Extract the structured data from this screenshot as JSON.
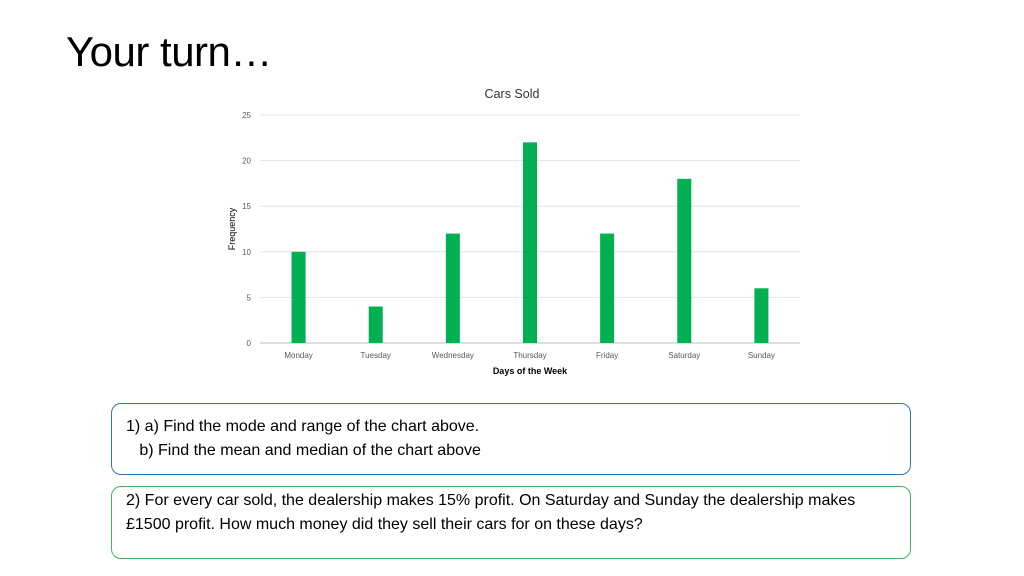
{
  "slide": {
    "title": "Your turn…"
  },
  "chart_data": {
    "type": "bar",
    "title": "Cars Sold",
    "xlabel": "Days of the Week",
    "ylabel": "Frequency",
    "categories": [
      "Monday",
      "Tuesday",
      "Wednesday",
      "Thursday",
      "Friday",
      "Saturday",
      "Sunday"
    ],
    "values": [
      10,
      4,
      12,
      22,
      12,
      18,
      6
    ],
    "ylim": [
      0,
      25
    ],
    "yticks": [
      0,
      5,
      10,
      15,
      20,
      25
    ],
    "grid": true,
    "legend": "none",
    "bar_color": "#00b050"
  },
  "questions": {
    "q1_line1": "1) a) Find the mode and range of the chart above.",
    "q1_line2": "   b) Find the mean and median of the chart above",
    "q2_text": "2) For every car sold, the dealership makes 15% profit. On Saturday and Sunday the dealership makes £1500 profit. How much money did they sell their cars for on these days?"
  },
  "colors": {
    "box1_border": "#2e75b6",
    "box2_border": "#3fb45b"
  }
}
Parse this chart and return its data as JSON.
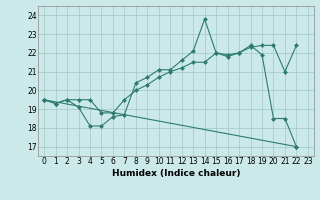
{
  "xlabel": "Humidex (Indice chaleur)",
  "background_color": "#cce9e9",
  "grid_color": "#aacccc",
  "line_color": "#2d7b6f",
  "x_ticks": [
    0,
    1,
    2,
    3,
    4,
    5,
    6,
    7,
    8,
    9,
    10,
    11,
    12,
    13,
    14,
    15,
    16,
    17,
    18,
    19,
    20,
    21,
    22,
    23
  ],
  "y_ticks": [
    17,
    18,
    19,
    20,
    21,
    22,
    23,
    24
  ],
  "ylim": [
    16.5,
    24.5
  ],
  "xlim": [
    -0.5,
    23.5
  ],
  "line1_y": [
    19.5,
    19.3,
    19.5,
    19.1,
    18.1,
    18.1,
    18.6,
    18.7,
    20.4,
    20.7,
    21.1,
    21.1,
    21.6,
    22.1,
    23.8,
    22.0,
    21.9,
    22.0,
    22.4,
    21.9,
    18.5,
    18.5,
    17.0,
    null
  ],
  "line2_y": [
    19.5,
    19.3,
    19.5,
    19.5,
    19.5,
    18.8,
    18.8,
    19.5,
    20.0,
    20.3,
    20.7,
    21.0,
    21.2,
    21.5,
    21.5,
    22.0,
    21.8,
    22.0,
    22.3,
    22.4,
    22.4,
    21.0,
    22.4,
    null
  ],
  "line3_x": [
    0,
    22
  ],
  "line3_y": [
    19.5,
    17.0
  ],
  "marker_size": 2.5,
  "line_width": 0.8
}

----

» **WHAT THIS TASK INVOLVES**
Each line in the entries above that includes the string "Saturday" should be extracted.

» **FINISHED TASK**
      "Saturday",
    "q2_text": "2) For every car sold, the dealership makes 15% profit. On Saturday and Sunday the dealership makes £1500 profit. How much money did they sell their cars for on these days?"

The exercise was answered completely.